Written task
Take all the material and copy it exactly.

Records from a dataset

----------

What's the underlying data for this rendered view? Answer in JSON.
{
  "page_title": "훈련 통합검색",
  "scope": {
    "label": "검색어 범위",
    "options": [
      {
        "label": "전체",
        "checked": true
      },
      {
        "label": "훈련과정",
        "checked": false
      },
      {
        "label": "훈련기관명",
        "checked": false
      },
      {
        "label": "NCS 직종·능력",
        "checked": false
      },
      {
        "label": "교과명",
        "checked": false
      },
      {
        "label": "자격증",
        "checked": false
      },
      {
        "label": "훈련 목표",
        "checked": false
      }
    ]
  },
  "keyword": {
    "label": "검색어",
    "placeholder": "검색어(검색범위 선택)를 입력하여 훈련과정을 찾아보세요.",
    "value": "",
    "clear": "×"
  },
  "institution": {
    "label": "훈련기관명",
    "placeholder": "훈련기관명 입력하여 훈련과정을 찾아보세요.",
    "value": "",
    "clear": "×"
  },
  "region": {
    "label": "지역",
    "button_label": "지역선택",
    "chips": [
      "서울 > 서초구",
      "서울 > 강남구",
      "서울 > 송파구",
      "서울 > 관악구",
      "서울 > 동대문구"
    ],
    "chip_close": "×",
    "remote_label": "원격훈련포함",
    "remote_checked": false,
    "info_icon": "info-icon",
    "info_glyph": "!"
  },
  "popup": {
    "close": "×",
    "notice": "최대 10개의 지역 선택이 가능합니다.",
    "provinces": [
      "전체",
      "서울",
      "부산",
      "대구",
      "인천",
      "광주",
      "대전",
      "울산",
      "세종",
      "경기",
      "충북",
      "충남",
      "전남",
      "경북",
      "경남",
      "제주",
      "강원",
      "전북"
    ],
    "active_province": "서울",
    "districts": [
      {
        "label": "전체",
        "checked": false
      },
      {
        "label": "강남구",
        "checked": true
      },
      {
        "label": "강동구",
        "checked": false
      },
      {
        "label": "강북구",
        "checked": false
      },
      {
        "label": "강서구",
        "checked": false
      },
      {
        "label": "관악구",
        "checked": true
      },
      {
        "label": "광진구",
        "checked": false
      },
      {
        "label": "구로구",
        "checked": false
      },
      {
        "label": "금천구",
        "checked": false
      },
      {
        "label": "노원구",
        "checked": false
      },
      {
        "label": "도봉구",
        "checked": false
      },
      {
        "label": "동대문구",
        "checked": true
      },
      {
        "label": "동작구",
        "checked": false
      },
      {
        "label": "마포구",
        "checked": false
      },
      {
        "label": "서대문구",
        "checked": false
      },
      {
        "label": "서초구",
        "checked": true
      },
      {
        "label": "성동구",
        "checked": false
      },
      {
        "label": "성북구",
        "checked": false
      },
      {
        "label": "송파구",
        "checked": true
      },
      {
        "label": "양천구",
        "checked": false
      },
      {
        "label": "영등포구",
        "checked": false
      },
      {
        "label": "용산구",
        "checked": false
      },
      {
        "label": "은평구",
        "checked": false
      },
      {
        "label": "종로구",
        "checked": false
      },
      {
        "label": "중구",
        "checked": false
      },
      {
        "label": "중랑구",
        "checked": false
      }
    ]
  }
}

----------

Output of the exercise
What's the underlying data for this rendered view? Answer in JSON.
{
  "page_title": "훈련 통합검색",
  "scope": {
    "label": "검색어 범위",
    "options": [
      {
        "label": "전체",
        "checked": true
      },
      {
        "label": "훈련과정",
        "checked": false
      },
      {
        "label": "훈련기관명",
        "checked": false
      },
      {
        "label": "NCS 직종·능력",
        "checked": false
      },
      {
        "label": "교과명",
        "checked": false
      },
      {
        "label": "자격증",
        "checked": false
      },
      {
        "label": "훈련 목표",
        "checked": false
      }
    ]
  },
  "keyword": {
    "label": "검색어",
    "placeholder": "검색어(검색범위 선택)를 입력하여 훈련과정을 찾아보세요.",
    "value": "",
    "clear": "×"
  },
  "institution": {
    "label": "훈련기관명",
    "placeholder": "훈련기관명 입력하여 훈련과정을 찾아보세요.",
    "value": "",
    "clear": "×"
  },
  "region": {
    "label": "지역",
    "button_label": "지역선택",
    "chips": [
      "서울 > 서초구",
      "서울 > 강남구",
      "서울 > 송파구",
      "서울 > 관악구",
      "서울 > 동대문구"
    ],
    "chip_close": "×",
    "remote_label": "원격훈련포함",
    "remote_checked": false,
    "info_icon": "info-icon",
    "info_glyph": "!"
  },
  "popup": {
    "close": "×",
    "notice": "최대 10개의 지역 선택이 가능합니다.",
    "provinces": [
      "전체",
      "서울",
      "부산",
      "대구",
      "인천",
      "광주",
      "대전",
      "울산",
      "세종",
      "경기",
      "충북",
      "충남",
      "전남",
      "경북",
      "경남",
      "제주",
      "강원",
      "전북"
    ],
    "active_province": "서울",
    "districts": [
      {
        "label": "전체",
        "checked": false
      },
      {
        "label": "강남구",
        "checked": true
      },
      {
        "label": "강동구",
        "checked": false
      },
      {
        "label": "강북구",
        "checked": false
      },
      {
        "label": "강서구",
        "checked": false
      },
      {
        "label": "관악구",
        "checked": true
      },
      {
        "label": "광진구",
        "checked": false
      },
      {
        "label": "구로구",
        "checked": false
      },
      {
        "label": "금천구",
        "checked": false
      },
      {
        "label": "노원구",
        "checked": false
      },
      {
        "label": "도봉구",
        "checked": false
      },
      {
        "label": "동대문구",
        "checked": true
      },
      {
        "label": "동작구",
        "checked": false
      },
      {
        "label": "마포구",
        "checked": false
      },
      {
        "label": "서대문구",
        "checked": false
      },
      {
        "label": "서초구",
        "checked": true
      },
      {
        "label": "성동구",
        "checked": false
      },
      {
        "label": "성북구",
        "checked": false
      },
      {
        "label": "송파구",
        "checked": true
      },
      {
        "label": "양천구",
        "checked": false
      },
      {
        "label": "영등포구",
        "checked": false
      },
      {
        "label": "용산구",
        "checked": false
      },
      {
        "label": "은평구",
        "checked": false
      },
      {
        "label": "종로구",
        "checked": false
      },
      {
        "label": "중구",
        "checked": false
      },
      {
        "label": "중랑구",
        "checked": false
      }
    ]
  }
}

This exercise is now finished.